Stated problem |
Repeat the listing in full, exactly as it stands.

Input data |
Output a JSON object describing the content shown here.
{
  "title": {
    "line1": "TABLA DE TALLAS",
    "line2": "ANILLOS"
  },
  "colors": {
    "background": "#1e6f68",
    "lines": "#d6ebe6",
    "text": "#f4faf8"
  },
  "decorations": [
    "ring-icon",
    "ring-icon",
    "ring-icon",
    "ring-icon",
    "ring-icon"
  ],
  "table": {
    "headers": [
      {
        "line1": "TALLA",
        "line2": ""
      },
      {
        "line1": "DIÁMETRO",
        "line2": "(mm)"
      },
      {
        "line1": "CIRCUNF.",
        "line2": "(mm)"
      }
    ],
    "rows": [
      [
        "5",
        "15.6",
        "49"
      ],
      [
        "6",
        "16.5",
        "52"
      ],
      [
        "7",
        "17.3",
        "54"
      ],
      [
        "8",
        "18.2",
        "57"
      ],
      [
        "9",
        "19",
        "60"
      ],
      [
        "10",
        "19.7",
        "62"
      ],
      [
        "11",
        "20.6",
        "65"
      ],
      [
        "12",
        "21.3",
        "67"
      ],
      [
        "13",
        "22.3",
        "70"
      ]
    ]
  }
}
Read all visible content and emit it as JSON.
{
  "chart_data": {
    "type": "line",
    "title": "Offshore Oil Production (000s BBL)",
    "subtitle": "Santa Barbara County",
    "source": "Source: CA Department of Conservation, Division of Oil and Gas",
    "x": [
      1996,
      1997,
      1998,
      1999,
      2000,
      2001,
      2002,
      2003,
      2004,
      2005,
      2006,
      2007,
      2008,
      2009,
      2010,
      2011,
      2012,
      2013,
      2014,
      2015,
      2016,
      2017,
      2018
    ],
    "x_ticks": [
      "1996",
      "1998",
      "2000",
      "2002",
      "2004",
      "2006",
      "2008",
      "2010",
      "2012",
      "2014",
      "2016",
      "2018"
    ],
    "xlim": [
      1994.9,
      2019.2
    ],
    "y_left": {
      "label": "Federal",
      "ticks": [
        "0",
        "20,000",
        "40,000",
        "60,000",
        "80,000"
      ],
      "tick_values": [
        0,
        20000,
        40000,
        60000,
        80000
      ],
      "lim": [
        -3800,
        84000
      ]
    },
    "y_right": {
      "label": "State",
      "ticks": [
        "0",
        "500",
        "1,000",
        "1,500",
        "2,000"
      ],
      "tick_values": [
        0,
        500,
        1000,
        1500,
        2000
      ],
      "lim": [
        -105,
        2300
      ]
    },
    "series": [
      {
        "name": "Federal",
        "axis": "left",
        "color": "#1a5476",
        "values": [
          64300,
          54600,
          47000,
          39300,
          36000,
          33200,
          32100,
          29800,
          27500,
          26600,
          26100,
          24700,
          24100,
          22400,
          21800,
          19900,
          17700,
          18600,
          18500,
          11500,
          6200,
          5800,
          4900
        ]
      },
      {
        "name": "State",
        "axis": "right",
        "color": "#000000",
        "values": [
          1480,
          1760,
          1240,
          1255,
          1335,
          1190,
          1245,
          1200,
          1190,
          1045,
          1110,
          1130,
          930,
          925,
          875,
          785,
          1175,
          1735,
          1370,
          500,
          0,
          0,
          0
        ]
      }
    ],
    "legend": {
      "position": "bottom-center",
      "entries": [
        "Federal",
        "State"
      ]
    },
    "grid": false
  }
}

Task answer |
Output a JSON object describing the content shown here.
{
  "title": {
    "line1": "TABLA DE TALLAS",
    "line2": "ANILLOS"
  },
  "colors": {
    "background": "#1e6f68",
    "lines": "#d6ebe6",
    "text": "#f4faf8"
  },
  "decorations": [
    "ring-icon",
    "ring-icon",
    "ring-icon",
    "ring-icon",
    "ring-icon"
  ],
  "table": {
    "headers": [
      {
        "line1": "TALLA",
        "line2": ""
      },
      {
        "line1": "DIÁMETRO",
        "line2": "(mm)"
      },
      {
        "line1": "CIRCUNF.",
        "line2": "(mm)"
      }
    ],
    "rows": [
      [
        "5",
        "15.6",
        "49"
      ],
      [
        "6",
        "16.5",
        "52"
      ],
      [
        "7",
        "17.3",
        "54"
      ],
      [
        "8",
        "18.2",
        "57"
      ],
      [
        "9",
        "19",
        "60"
      ],
      [
        "10",
        "19.7",
        "62"
      ],
      [
        "11",
        "20.6",
        "65"
      ],
      [
        "12",
        "21.3",
        "67"
      ],
      [
        "13",
        "22.3",
        "70"
      ]
    ]
  }
}
Read all visible content and emit it as JSON.
{
  "chart_data": {
    "type": "line",
    "title": "Offshore Oil Production (000s BBL)",
    "subtitle": "Santa Barbara County",
    "source": "Source: CA Department of Conservation, Division of Oil and Gas",
    "x": [
      1996,
      1997,
      1998,
      1999,
      2000,
      2001,
      2002,
      2003,
      2004,
      2005,
      2006,
      2007,
      2008,
      2009,
      2010,
      2011,
      2012,
      2013,
      2014,
      2015,
      2016,
      2017,
      2018
    ],
    "x_ticks": [
      "1996",
      "1998",
      "2000",
      "2002",
      "2004",
      "2006",
      "2008",
      "2010",
      "2012",
      "2014",
      "2016",
      "2018"
    ],
    "xlim": [
      1994.9,
      2019.2
    ],
    "y_left": {
      "label": "Federal",
      "ticks": [
        "0",
        "20,000",
        "40,000",
        "60,000",
        "80,000"
      ],
      "tick_values": [
        0,
        20000,
        40000,
        60000,
        80000
      ],
      "lim": [
        -3800,
        84000
      ]
    },
    "y_right": {
      "label": "State",
      "ticks": [
        "0",
        "500",
        "1,000",
        "1,500",
        "2,000"
      ],
      "tick_values": [
        0,
        500,
        1000,
        1500,
        2000
      ],
      "lim": [
        -105,
        2300
      ]
    },
    "series": [
      {
        "name": "Federal",
        "axis": "left",
        "color": "#1a5476",
        "values": [
          64300,
          54600,
          47000,
          39300,
          36000,
          33200,
          32100,
          29800,
          27500,
          26600,
          26100,
          24700,
          24100,
          22400,
          21800,
          19900,
          17700,
          18600,
          18500,
          11500,
          6200,
          5800,
          4900
        ]
      },
      {
        "name": "State",
        "axis": "right",
        "color": "#000000",
        "values": [
          1480,
          1760,
          1240,
          1255,
          1335,
          1190,
          1245,
          1200,
          1190,
          1045,
          1110,
          1130,
          930,
          925,
          875,
          785,
          1175,
          1735,
          1370,
          500,
          0,
          0,
          0
        ]
      }
    ],
    "legend": {
      "position": "bottom-center",
      "entries": [
        "Federal",
        "State"
      ]
    },
    "grid": false
  }
}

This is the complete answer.